» **Problem description**: State how many lines of the records contain the string "Volume". Give the number alone.

» **Task data**:
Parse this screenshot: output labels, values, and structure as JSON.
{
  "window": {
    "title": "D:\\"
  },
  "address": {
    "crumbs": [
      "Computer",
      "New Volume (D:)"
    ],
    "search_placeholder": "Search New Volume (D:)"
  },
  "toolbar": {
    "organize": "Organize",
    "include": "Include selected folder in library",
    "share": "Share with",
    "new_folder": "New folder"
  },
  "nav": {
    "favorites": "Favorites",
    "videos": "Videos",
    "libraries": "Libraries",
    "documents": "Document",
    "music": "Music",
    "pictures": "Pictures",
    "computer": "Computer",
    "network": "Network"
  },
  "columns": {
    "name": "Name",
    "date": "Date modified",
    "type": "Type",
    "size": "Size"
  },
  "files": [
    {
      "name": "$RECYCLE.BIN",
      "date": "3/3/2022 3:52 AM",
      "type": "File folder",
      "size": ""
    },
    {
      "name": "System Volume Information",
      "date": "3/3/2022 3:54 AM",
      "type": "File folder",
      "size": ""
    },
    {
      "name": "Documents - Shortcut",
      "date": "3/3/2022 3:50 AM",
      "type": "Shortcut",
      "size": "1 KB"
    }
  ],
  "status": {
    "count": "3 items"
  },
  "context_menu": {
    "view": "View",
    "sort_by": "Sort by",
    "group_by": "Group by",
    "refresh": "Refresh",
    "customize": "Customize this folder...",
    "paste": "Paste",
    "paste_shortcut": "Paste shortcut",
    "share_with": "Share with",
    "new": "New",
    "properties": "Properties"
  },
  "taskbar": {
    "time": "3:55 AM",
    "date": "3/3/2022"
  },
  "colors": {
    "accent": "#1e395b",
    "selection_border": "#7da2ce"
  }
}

» **Complete answer**: 3